## RECORD LIST
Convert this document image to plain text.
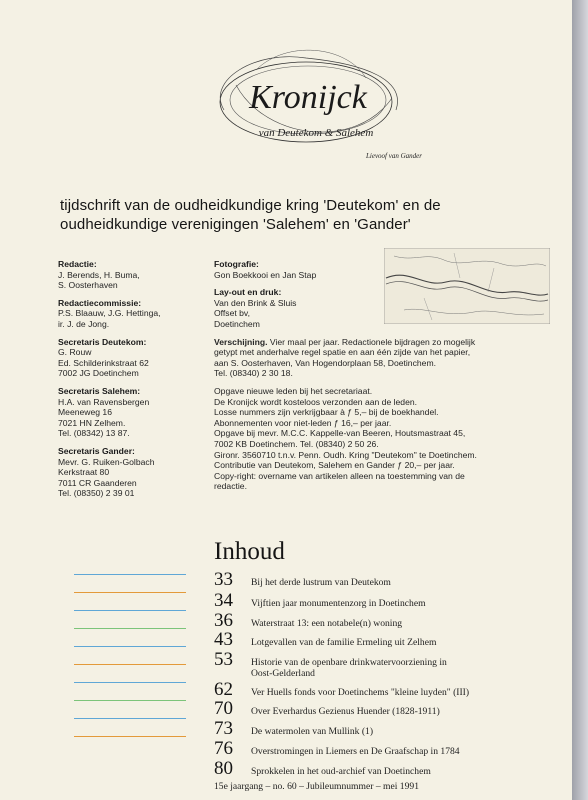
Kronijck
van Deutekom & Salehem
Lievoof van Gander
tijdschrift van de oudheidkundige kring 'Deutekom' en de
oudheidkundige verenigingen 'Salehem' en 'Gander'
Redactie:
J. Berends, H. Buma,
S. Oosterhaven
Redactiecommissie:
P.S. Blaauw, J.G. Hettinga,
ir. J. de Jong.
Secretaris Deutekom:
G. Rouw
Ed. Schilderinkstraat 62
7002 JG Doetinchem
Secretaris Salehem:
H.A. van Ravensbergen
Meeneweg 16
7021 HN Zelhem.
Tel. (08342) 13 87.
Secretaris Gander:
Mevr. G. Ruiken-Golbach
Kerkstraat 80
7011 CR Gaanderen
Tel. (08350) 2 39 01
Fotografie:
Gon Boekkooi en Jan Stap
Lay-out en druk:
Van den Brink & Sluis
Offset bv,
Doetinchem
Verschijning. Vier maal per jaar. Redactionele bijdragen zo mogelijk
getypt met anderhalve regel spatie en aan één zijde van het papier,
aan S. Oosterhaven, Van Hogendorplaan 58, Doetinchem.
Tel. (08340) 2 30 18.
Opgave nieuwe leden bij het secretariaat.
De Kronijck wordt kosteloos verzonden aan de leden.
Losse nummers zijn verkrijgbaar à ƒ 5,– bij de boekhandel.
Abonnementen voor niet-leden ƒ 16,– per jaar.
Opgave bij mevr. M.C.C. Kappelle-van Beeren, Houtsmastraat 45,
7002 KB Doetinchem. Tel. (08340) 2 50 26.
Gironr. 3560710 t.n.v. Penn. Oudh. Kring "Deutekom" te Doetinchem.
Contributie van Deutekom, Salehem en Gander ƒ 20,– per jaar.
Copy-right: overname van artikelen alleen na toestemming van de
redactie.
Inhoud
33	Bij het derde lustrum van Deutekom
34	Vijftien jaar monumentenzorg in Doetinchem
36	Waterstraat 13: een notabele(n) woning
43	Lotgevallen van de familie Ermeling uit Zelhem
53	Historie van de openbare drinkwatervoorziening in
Oost-Gelderland
62	Ver Huells fonds voor Doetinchems "kleine luyden" (III)
70	Over Everhardus Gezienus Huender (1828-1911)
73	De watermolen van Mullink (1)
76	Overstromingen in Liemers en De Graafschap in 1784
80	Sprokkelen in het oud-archief van Doetinchem
15e jaargang – no. 60 – Jubileumnummer – mei 1991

## EXERCISE PROMPT
Exactly as written, return every line of the listing, but not the pictures.

## COMPLETE RESPONSE
Convert this document image to plain text.
Kronijck
van Deutekom & Salehem
Lievoof van Gander
tijdschrift van de oudheidkundige kring 'Deutekom' en de
oudheidkundige verenigingen 'Salehem' en 'Gander'
Redactie:
J. Berends, H. Buma,
S. Oosterhaven
Redactiecommissie:
P.S. Blaauw, J.G. Hettinga,
ir. J. de Jong.
Secretaris Deutekom:
G. Rouw
Ed. Schilderinkstraat 62
7002 JG Doetinchem
Secretaris Salehem:
H.A. van Ravensbergen
Meeneweg 16
7021 HN Zelhem.
Tel. (08342) 13 87.
Secretaris Gander:
Mevr. G. Ruiken-Golbach
Kerkstraat 80
7011 CR Gaanderen
Tel. (08350) 2 39 01
Fotografie:
Gon Boekkooi en Jan Stap
Lay-out en druk:
Van den Brink & Sluis
Offset bv,
Doetinchem
Verschijning. Vier maal per jaar. Redactionele bijdragen zo mogelijk
getypt met anderhalve regel spatie en aan één zijde van het papier,
aan S. Oosterhaven, Van Hogendorplaan 58, Doetinchem.
Tel. (08340) 2 30 18.
Opgave nieuwe leden bij het secretariaat.
De Kronijck wordt kosteloos verzonden aan de leden.
Losse nummers zijn verkrijgbaar à ƒ 5,– bij de boekhandel.
Abonnementen voor niet-leden ƒ 16,– per jaar.
Opgave bij mevr. M.C.C. Kappelle-van Beeren, Houtsmastraat 45,
7002 KB Doetinchem. Tel. (08340) 2 50 26.
Gironr. 3560710 t.n.v. Penn. Oudh. Kring "Deutekom" te Doetinchem.
Contributie van Deutekom, Salehem en Gander ƒ 20,– per jaar.
Copy-right: overname van artikelen alleen na toestemming van de
redactie.
Inhoud
33	Bij het derde lustrum van Deutekom
34	Vijftien jaar monumentenzorg in Doetinchem
36	Waterstraat 13: een notabele(n) woning
43	Lotgevallen van de familie Ermeling uit Zelhem
53	Historie van de openbare drinkwatervoorziening in
Oost-Gelderland
62	Ver Huells fonds voor Doetinchems "kleine luyden" (III)
70	Over Everhardus Gezienus Huender (1828-1911)
73	De watermolen van Mullink (1)
76	Overstromingen in Liemers en De Graafschap in 1784
80	Sprokkelen in het oud-archief van Doetinchem
15e jaargang – no. 60 – Jubileumnummer – mei 1991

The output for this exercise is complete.